* [Task requirements] The records that follow are to be repeated without alteration.

━━━━━ Extracted records ━━━━━

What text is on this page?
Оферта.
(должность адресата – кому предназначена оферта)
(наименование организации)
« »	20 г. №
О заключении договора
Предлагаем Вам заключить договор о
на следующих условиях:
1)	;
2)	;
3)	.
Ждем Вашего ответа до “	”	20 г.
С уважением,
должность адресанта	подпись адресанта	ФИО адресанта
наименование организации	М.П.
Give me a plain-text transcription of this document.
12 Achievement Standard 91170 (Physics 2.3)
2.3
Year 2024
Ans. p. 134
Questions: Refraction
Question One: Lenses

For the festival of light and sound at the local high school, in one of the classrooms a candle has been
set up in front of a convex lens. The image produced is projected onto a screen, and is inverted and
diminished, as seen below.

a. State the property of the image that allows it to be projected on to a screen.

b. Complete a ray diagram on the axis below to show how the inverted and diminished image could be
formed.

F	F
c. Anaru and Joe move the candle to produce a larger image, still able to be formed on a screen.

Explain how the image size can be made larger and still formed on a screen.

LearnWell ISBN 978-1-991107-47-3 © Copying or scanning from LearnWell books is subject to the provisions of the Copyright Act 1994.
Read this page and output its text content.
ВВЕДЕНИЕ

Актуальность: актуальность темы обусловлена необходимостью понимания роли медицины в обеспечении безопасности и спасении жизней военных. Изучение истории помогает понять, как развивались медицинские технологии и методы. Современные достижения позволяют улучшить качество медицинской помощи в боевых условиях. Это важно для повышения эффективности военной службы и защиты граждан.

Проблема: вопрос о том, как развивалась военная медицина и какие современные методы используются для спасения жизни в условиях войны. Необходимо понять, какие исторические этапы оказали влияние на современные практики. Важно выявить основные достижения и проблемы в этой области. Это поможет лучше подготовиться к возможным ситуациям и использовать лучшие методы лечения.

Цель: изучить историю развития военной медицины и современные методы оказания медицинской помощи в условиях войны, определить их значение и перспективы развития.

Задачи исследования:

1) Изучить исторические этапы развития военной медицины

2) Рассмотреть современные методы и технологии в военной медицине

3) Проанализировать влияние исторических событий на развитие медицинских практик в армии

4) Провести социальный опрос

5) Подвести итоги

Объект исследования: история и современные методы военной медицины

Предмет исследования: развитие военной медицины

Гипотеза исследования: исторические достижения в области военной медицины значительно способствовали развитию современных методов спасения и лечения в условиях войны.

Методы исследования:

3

━━━━━

* [Exercise output]
What text is on this page?
Оферта.
(должность адресата – кому предназначена оферта)
(наименование организации)
« »	20 г. №
О заключении договора
Предлагаем Вам заключить договор о
на следующих условиях:
1)	;
2)	;
3)	.
Ждем Вашего ответа до “	”	20 г.
С уважением,
должность адресанта	подпись адресанта	ФИО адресанта
наименование организации	М.П.
Give me a plain-text transcription of this document.
12 Achievement Standard 91170 (Physics 2.3)
2.3
Year 2024
Ans. p. 134
Questions: Refraction
Question One: Lenses

For the festival of light and sound at the local high school, in one of the classrooms a candle has been
set up in front of a convex lens. The image produced is projected onto a screen, and is inverted and
diminished, as seen below.

a. State the property of the image that allows it to be projected on to a screen.

b. Complete a ray diagram on the axis below to show how the inverted and diminished image could be
formed.

F	F
c. Anaru and Joe move the candle to produce a larger image, still able to be formed on a screen.

Explain how the image size can be made larger and still formed on a screen.

LearnWell ISBN 978-1-991107-47-3 © Copying or scanning from LearnWell books is subject to the provisions of the Copyright Act 1994.
Read this page and output its text content.
ВВЕДЕНИЕ

Актуальность: актуальность темы обусловлена необходимостью понимания роли медицины в обеспечении безопасности и спасении жизней военных. Изучение истории помогает понять, как развивались медицинские технологии и методы. Современные достижения позволяют улучшить качество медицинской помощи в боевых условиях. Это важно для повышения эффективности военной службы и защиты граждан.

Проблема: вопрос о том, как развивалась военная медицина и какие современные методы используются для спасения жизни в условиях войны. Необходимо понять, какие исторические этапы оказали влияние на современные практики. Важно выявить основные достижения и проблемы в этой области. Это поможет лучше подготовиться к возможным ситуациям и использовать лучшие методы лечения.

Цель: изучить историю развития военной медицины и современные методы оказания медицинской помощи в условиях войны, определить их значение и перспективы развития.

Задачи исследования:

1) Изучить исторические этапы развития военной медицины

2) Рассмотреть современные методы и технологии в военной медицине

3) Проанализировать влияние исторических событий на развитие медицинских практик в армии

4) Провести социальный опрос

5) Подвести итоги

Объект исследования: история и современные методы военной медицины

Предмет исследования: развитие военной медицины

Гипотеза исследования: исторические достижения в области военной медицины значительно способствовали развитию современных методов спасения и лечения в условиях войны.

Методы исследования:

3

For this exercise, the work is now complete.